▶ [EXERCISE TASK] Give the listing below again in full, exactly as written.

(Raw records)
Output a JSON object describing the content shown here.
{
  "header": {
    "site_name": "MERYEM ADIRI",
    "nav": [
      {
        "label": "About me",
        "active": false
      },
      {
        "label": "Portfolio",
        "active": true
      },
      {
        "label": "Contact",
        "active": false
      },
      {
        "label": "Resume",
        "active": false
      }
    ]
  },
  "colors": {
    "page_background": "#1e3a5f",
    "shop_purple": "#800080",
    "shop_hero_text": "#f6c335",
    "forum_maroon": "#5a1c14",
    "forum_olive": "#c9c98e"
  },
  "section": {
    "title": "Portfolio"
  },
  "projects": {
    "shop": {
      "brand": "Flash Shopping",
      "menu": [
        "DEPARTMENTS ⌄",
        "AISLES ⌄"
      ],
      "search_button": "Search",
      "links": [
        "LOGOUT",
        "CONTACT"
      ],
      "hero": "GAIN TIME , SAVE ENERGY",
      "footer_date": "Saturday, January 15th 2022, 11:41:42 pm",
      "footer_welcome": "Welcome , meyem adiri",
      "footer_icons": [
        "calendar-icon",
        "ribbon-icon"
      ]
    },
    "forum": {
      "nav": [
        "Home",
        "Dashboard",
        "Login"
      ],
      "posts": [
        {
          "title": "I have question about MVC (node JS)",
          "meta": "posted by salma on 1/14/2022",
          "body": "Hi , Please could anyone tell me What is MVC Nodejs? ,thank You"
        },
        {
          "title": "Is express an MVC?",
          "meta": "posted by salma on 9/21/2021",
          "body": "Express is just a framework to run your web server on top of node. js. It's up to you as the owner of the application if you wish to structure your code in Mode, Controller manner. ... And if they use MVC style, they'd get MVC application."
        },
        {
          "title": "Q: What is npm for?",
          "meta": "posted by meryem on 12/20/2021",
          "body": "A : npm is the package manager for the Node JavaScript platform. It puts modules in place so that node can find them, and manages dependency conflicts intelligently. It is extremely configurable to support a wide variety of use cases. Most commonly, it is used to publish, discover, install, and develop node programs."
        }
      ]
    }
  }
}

▶ [RESPONSE TO THE EXERCISE]
Output a JSON object describing the content shown here.
{
  "header": {
    "site_name": "MERYEM ADIRI",
    "nav": [
      {
        "label": "About me",
        "active": false
      },
      {
        "label": "Portfolio",
        "active": true
      },
      {
        "label": "Contact",
        "active": false
      },
      {
        "label": "Resume",
        "active": false
      }
    ]
  },
  "colors": {
    "page_background": "#1e3a5f",
    "shop_purple": "#800080",
    "shop_hero_text": "#f6c335",
    "forum_maroon": "#5a1c14",
    "forum_olive": "#c9c98e"
  },
  "section": {
    "title": "Portfolio"
  },
  "projects": {
    "shop": {
      "brand": "Flash Shopping",
      "menu": [
        "DEPARTMENTS ⌄",
        "AISLES ⌄"
      ],
      "search_button": "Search",
      "links": [
        "LOGOUT",
        "CONTACT"
      ],
      "hero": "GAIN TIME , SAVE ENERGY",
      "footer_date": "Saturday, January 15th 2022, 11:41:42 pm",
      "footer_welcome": "Welcome , meyem adiri",
      "footer_icons": [
        "calendar-icon",
        "ribbon-icon"
      ]
    },
    "forum": {
      "nav": [
        "Home",
        "Dashboard",
        "Login"
      ],
      "posts": [
        {
          "title": "I have question about MVC (node JS)",
          "meta": "posted by salma on 1/14/2022",
          "body": "Hi , Please could anyone tell me What is MVC Nodejs? ,thank You"
        },
        {
          "title": "Is express an MVC?",
          "meta": "posted by salma on 9/21/2021",
          "body": "Express is just a framework to run your web server on top of node. js. It's up to you as the owner of the application if you wish to structure your code in Mode, Controller manner. ... And if they use MVC style, they'd get MVC application."
        },
        {
          "title": "Q: What is npm for?",
          "meta": "posted by meryem on 12/20/2021",
          "body": "A : npm is the package manager for the Node JavaScript platform. It puts modules in place so that node can find them, and manages dependency conflicts intelligently. It is extremely configurable to support a wide variety of use cases. Most commonly, it is used to publish, discover, install, and develop node programs."
        }
      ]
    }
  }
}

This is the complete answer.